STATED PROBLEM
Find every line of the listing below where "name" appears, and copy it.

LISTED ENTRIES

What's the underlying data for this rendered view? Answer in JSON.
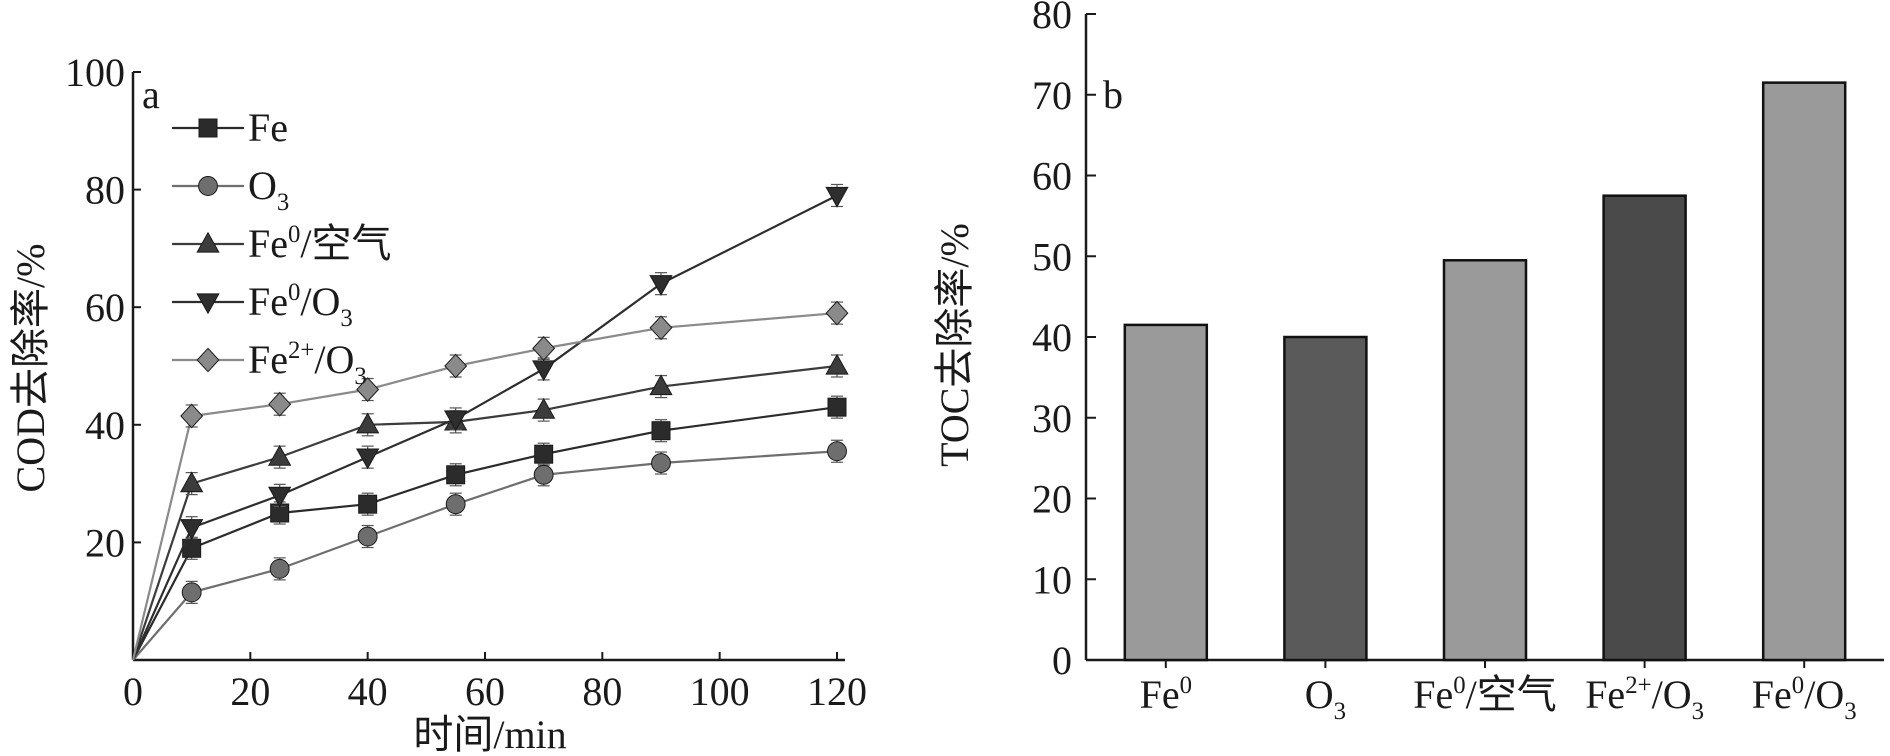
{
  "chart_data": [
    {
      "panel_label": "a",
      "type": "line",
      "ylabel": "COD去除率/%",
      "xlabel": "时间/min",
      "xlim": [
        0,
        120
      ],
      "ylim": [
        0,
        100
      ],
      "xticks": [
        "0",
        "20",
        "40",
        "60",
        "80",
        "100",
        "120"
      ],
      "yticks": [
        "20",
        "40",
        "60",
        "80",
        "100"
      ],
      "legend_placement": "top-left",
      "x": [
        0,
        10,
        25,
        40,
        55,
        70,
        90,
        120
      ],
      "series": [
        {
          "name": "Fe",
          "marker": "square",
          "color": "#2b2b2b",
          "values": [
            0,
            19,
            25,
            26.5,
            31.5,
            35,
            39,
            43
          ]
        },
        {
          "name": "O3",
          "marker": "circle",
          "color": "#6e6e6e",
          "values": [
            0,
            11.5,
            15.5,
            21,
            26.5,
            31.5,
            33.5,
            35.5
          ]
        },
        {
          "name": "Fe0/空气",
          "marker": "triangle-up",
          "color": "#3c3c3c",
          "values": [
            0,
            30,
            34.5,
            40,
            40.5,
            42.5,
            46.5,
            50
          ]
        },
        {
          "name": "Fe0/O3",
          "marker": "triangle-down",
          "color": "#2e2e2e",
          "values": [
            0,
            22.5,
            28,
            34.5,
            41,
            49.5,
            64,
            79
          ]
        },
        {
          "name": "Fe2+/O3",
          "marker": "diamond",
          "color": "#8a8a8a",
          "values": [
            0,
            41.5,
            43.5,
            46,
            50,
            53,
            56.5,
            59
          ]
        }
      ]
    },
    {
      "panel_label": "b",
      "type": "bar",
      "ylabel": "TOC去除率/%",
      "ylim": [
        0,
        80
      ],
      "yticks": [
        "0",
        "10",
        "20",
        "30",
        "40",
        "50",
        "60",
        "70",
        "80"
      ],
      "categories": [
        "Fe0",
        "O3",
        "Fe0/空气",
        "Fe2+/O3",
        "Fe0/O3"
      ],
      "values": [
        41.5,
        40,
        49.5,
        57.5,
        71.5
      ],
      "bar_colors": [
        "#9a9a9a",
        "#5a5a5a",
        "#9a9a9a",
        "#4a4a4a",
        "#9a9a9a"
      ]
    }
  ]
}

RESPONSE BELOW
          "name": "Fe",
          "name": "O3",
          "name": "Fe0/空气",
          "name": "Fe0/O3",
          "name": "Fe2+/O3",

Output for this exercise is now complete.